◆ Exercise brief
Copy out all lines in the data below containing the string "slot".
* * * * * * * * *
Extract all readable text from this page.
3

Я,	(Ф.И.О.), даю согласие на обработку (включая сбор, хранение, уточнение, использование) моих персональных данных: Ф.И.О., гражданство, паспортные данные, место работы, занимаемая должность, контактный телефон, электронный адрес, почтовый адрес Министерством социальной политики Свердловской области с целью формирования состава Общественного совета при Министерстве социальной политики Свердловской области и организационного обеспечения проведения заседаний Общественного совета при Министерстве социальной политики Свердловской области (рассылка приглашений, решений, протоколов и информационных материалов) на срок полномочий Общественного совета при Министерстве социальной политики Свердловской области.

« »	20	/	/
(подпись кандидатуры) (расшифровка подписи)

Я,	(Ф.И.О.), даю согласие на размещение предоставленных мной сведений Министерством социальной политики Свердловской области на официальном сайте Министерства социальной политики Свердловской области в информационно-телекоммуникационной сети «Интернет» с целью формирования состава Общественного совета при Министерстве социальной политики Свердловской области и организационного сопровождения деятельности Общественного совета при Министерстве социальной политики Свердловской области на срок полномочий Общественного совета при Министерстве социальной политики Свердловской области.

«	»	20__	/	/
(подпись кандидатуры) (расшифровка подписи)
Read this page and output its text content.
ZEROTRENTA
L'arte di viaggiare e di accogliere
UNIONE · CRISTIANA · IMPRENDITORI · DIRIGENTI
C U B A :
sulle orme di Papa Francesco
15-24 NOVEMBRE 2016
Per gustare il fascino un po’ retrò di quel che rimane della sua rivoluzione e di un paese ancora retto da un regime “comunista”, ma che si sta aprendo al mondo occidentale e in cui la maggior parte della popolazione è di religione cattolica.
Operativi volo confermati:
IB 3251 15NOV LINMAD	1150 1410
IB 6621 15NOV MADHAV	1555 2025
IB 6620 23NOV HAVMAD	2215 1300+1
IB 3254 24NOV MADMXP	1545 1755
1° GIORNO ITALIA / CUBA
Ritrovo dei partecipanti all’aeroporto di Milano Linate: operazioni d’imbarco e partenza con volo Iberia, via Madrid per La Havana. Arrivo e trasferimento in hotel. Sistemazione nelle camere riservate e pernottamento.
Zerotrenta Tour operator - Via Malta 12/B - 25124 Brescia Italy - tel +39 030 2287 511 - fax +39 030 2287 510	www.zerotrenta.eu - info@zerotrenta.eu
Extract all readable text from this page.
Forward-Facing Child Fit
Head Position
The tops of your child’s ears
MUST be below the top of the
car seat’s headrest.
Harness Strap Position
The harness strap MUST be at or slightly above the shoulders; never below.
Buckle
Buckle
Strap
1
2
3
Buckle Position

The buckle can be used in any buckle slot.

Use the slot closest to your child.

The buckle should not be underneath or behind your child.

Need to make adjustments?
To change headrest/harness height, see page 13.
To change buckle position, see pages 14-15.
* * * * * * * * *
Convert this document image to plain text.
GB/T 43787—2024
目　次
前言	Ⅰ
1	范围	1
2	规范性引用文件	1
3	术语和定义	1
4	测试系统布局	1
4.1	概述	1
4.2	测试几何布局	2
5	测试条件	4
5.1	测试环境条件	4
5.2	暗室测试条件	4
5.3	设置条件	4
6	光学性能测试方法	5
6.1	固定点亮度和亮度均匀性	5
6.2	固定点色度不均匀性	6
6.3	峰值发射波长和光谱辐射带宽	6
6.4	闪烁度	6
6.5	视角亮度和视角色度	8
* * * * * * * * *
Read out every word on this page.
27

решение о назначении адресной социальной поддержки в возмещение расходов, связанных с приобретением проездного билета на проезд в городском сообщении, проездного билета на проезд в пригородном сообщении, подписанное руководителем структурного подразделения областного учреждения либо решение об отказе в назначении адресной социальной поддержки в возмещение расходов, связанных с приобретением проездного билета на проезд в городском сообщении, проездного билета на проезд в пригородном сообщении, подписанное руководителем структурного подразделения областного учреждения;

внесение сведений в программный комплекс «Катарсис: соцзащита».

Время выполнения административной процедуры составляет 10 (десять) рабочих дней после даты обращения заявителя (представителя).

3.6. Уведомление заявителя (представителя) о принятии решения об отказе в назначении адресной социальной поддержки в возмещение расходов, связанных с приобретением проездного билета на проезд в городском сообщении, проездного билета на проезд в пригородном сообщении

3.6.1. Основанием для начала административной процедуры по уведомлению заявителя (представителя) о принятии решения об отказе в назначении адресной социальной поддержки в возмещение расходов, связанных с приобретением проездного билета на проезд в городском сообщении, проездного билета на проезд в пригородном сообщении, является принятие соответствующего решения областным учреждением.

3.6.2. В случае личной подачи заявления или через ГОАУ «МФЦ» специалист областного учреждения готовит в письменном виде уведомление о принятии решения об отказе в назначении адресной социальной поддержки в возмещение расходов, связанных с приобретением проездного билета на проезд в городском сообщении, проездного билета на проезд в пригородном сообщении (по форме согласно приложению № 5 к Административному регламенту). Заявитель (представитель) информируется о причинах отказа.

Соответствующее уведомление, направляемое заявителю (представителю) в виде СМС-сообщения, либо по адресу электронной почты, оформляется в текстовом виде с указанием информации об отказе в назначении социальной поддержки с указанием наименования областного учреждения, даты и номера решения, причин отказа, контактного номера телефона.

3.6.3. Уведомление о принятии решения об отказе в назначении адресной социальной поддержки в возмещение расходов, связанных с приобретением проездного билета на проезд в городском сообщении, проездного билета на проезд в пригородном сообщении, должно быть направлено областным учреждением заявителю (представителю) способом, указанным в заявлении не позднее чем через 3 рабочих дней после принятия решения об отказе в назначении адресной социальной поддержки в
* * * * * * * * *
◆ Written response
The buckle can be used in any buckle slot.
Use the slot closest to your child.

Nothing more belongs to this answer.